§ **Dataset entries**

● ● ●

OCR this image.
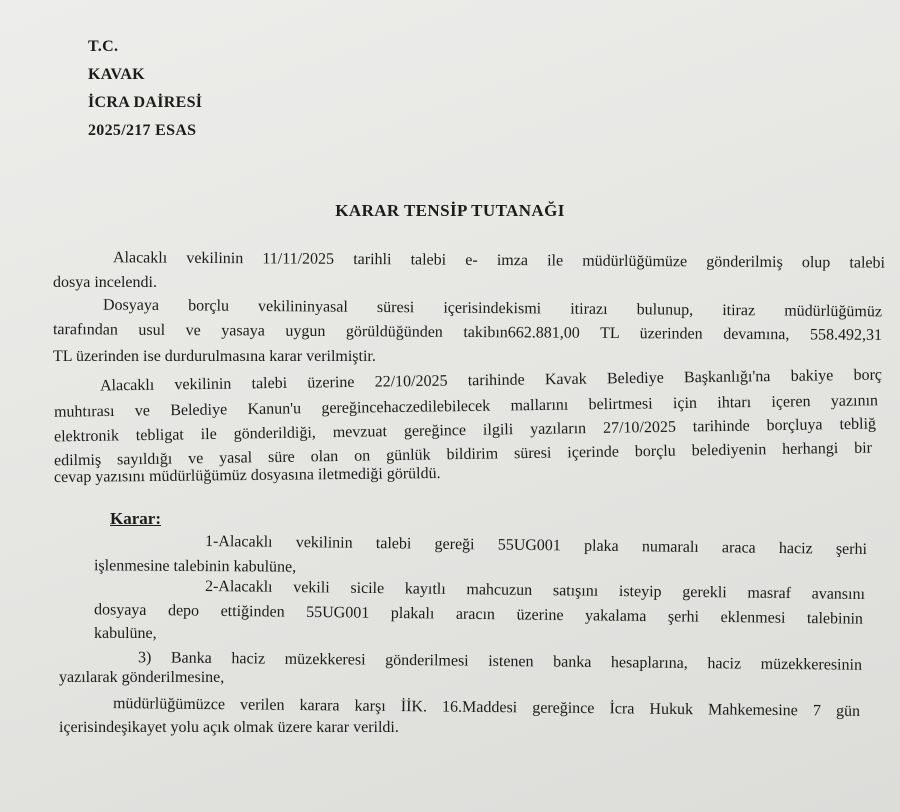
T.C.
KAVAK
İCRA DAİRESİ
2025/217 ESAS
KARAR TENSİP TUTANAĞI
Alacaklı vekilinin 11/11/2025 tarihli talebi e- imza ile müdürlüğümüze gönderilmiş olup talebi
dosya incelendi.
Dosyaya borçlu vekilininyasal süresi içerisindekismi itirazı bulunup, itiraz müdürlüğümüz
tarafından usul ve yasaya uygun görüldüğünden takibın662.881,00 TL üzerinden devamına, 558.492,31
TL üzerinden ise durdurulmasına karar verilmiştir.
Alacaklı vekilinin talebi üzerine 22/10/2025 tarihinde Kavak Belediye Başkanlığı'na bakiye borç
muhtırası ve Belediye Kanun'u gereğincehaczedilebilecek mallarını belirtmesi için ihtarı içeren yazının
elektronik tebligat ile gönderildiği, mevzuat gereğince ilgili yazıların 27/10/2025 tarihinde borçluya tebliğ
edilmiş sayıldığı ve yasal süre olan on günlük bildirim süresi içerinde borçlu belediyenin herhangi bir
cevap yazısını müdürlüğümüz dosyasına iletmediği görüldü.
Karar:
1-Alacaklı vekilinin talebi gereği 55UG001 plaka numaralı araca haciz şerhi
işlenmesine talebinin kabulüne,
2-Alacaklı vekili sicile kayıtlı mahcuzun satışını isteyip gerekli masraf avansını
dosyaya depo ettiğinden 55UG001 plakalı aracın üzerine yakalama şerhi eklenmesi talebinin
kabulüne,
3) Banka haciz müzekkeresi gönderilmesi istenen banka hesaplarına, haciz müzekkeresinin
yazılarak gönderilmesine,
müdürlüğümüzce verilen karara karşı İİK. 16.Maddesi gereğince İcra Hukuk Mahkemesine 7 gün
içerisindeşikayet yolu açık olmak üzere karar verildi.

● ● ●

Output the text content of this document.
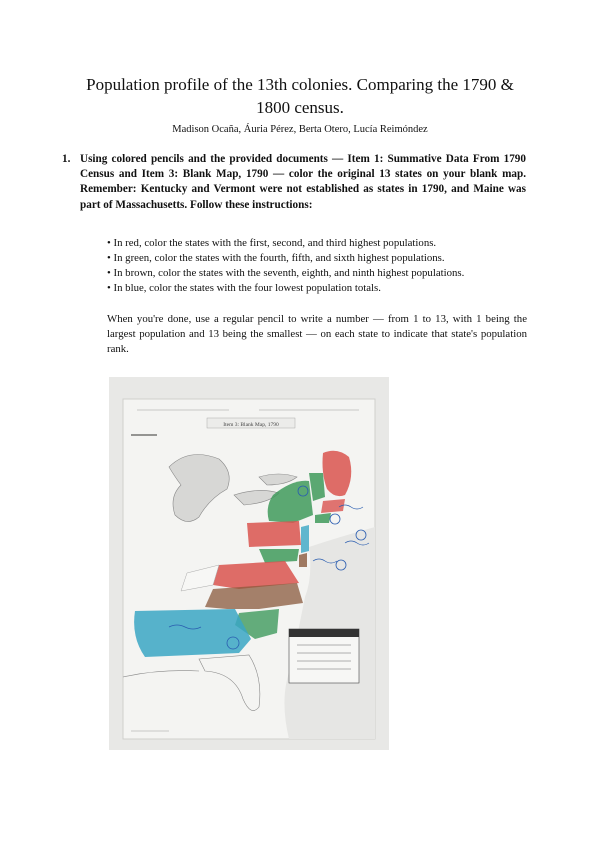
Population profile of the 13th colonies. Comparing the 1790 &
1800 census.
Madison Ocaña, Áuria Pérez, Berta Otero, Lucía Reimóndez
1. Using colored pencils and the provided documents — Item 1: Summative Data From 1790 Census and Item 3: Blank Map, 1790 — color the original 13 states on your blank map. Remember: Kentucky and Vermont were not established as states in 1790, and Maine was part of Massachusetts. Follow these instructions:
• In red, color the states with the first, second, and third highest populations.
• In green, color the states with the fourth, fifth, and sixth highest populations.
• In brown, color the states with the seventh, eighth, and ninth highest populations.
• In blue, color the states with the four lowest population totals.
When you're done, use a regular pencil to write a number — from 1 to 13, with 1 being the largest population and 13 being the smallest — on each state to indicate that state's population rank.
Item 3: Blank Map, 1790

● ● ●

§ **TASK**
In the material above, find the lines that contain "haciz" and show them.

§ **FINISHED ANSWER**
1-Alacaklı vekilinin talebi gereği 55UG001 plaka numaralı araca haciz şerhi
3) Banka haciz müzekkeresi gönderilmesi istenen banka hesaplarına, haciz müzekkeresinin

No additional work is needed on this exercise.